TO BE DONE
Copy each line below that contains "Police".

EXERCISE MATERIAL
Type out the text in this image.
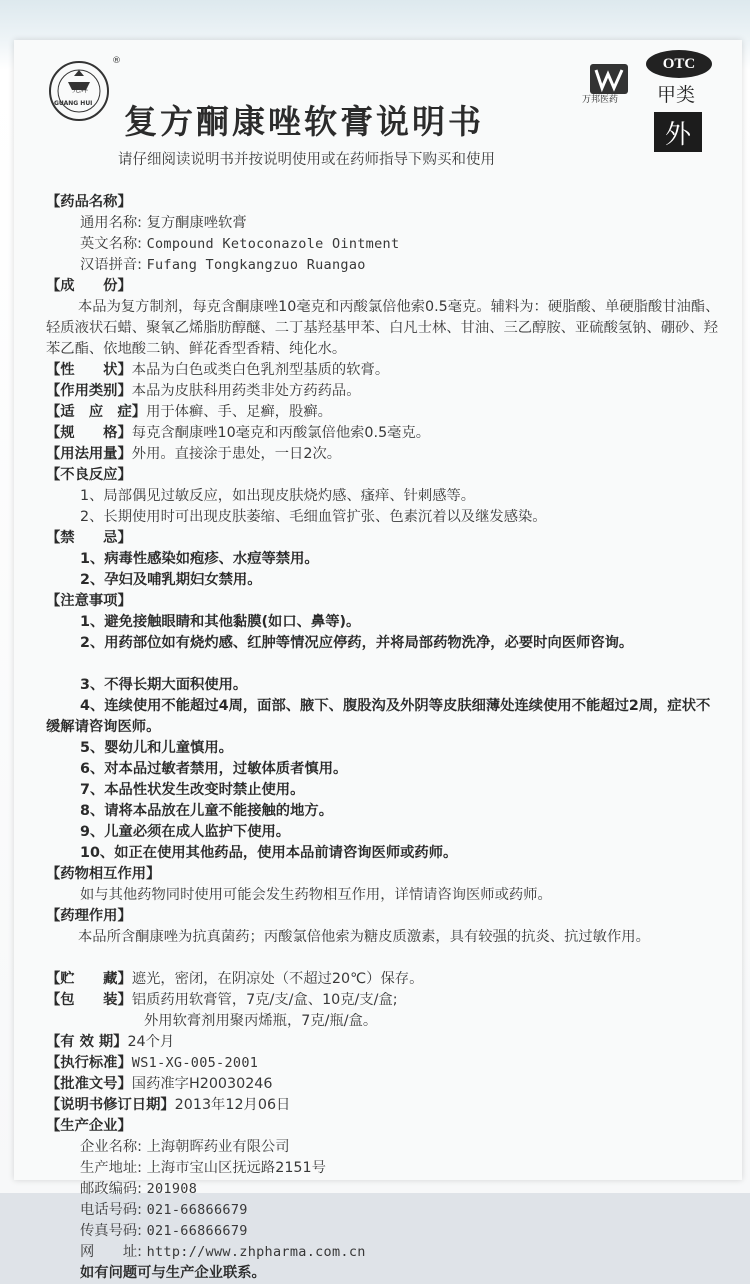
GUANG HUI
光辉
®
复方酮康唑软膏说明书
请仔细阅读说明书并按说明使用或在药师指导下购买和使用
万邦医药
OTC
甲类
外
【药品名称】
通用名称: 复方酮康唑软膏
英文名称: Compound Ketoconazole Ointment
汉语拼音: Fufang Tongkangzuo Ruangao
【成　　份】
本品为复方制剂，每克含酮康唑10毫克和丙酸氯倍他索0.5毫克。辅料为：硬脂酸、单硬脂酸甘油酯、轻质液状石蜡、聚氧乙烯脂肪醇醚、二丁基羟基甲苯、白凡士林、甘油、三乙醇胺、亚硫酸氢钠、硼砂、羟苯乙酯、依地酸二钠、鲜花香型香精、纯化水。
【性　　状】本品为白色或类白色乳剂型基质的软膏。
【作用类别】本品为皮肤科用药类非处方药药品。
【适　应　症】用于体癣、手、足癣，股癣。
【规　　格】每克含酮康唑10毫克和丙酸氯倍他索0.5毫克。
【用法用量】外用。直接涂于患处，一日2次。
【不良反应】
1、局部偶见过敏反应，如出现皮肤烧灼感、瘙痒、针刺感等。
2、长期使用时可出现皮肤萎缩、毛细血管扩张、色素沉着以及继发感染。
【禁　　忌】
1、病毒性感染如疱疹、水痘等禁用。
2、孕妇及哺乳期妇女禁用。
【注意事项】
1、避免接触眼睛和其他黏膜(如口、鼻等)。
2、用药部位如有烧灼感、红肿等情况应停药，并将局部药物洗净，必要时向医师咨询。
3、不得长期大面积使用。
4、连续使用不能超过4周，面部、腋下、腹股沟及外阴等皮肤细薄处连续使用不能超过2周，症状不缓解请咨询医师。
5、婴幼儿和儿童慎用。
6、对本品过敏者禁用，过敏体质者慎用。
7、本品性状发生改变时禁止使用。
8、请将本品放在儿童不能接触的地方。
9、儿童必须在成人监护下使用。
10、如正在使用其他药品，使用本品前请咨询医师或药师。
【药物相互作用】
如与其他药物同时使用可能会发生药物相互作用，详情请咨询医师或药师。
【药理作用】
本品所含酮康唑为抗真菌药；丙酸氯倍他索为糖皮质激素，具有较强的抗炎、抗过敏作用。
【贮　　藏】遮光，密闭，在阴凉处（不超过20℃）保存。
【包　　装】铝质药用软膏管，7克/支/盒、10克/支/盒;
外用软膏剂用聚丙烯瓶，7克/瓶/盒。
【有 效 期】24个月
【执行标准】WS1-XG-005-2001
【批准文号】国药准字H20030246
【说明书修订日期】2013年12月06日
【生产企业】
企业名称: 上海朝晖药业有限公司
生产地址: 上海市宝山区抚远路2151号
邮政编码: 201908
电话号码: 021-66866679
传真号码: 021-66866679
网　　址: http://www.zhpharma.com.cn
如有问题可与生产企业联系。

* * *

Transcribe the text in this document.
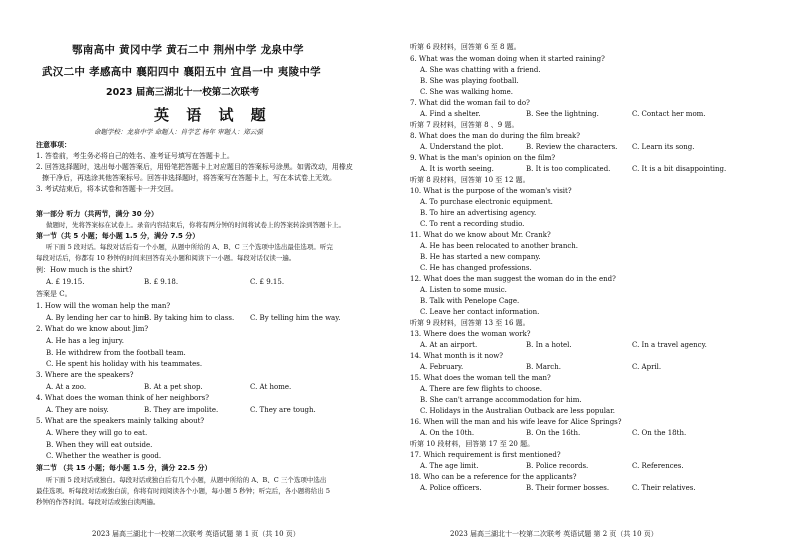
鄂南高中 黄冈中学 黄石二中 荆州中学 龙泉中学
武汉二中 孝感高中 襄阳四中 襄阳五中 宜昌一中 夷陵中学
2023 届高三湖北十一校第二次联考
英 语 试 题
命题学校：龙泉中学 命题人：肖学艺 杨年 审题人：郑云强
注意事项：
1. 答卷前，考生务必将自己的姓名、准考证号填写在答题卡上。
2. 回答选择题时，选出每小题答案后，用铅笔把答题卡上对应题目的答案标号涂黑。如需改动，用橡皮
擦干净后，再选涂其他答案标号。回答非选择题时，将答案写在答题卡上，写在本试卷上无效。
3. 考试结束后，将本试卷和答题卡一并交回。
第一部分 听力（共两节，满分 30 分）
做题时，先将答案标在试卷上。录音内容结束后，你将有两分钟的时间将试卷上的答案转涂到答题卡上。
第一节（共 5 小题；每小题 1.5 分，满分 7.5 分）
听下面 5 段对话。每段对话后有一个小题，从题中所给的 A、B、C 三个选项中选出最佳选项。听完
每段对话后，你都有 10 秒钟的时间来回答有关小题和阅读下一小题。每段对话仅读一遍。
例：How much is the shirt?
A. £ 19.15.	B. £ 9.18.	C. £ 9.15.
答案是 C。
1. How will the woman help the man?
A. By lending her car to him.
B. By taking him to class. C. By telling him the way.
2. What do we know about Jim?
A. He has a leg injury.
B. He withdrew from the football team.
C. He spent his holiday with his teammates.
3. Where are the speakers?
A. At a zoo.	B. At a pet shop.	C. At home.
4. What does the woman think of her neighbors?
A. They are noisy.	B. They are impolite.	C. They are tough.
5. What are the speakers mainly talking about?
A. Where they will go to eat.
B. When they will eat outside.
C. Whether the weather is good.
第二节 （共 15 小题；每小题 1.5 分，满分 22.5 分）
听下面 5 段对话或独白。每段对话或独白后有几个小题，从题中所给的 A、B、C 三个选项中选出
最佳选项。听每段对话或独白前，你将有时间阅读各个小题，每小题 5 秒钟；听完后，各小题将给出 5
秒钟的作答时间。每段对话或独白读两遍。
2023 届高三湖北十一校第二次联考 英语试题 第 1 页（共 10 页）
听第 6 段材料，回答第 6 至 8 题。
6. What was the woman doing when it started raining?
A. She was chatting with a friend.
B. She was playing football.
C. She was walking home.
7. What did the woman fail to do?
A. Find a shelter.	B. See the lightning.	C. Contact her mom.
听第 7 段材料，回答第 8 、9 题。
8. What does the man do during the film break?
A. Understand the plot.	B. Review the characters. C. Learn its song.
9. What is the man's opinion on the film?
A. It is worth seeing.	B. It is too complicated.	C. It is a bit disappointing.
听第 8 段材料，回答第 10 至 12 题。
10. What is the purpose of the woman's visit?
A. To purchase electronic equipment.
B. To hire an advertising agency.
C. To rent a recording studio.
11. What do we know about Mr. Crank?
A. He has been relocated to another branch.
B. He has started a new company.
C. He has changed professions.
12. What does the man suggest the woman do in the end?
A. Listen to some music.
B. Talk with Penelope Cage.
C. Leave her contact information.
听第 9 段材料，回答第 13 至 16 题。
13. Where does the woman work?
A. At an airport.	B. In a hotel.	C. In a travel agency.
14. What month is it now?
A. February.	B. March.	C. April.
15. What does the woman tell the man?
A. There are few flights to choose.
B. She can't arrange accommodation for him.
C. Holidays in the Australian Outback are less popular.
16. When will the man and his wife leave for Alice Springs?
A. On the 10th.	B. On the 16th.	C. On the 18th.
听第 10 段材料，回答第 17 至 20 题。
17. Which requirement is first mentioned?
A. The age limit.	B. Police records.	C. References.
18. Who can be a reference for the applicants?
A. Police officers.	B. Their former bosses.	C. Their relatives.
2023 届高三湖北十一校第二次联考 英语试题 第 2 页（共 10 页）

ANSWER TO THE EXERCISE
A. The age limit.	B. Police records.	C. References.
A. Police officers.	B. Their former bosses.	C. Their relatives.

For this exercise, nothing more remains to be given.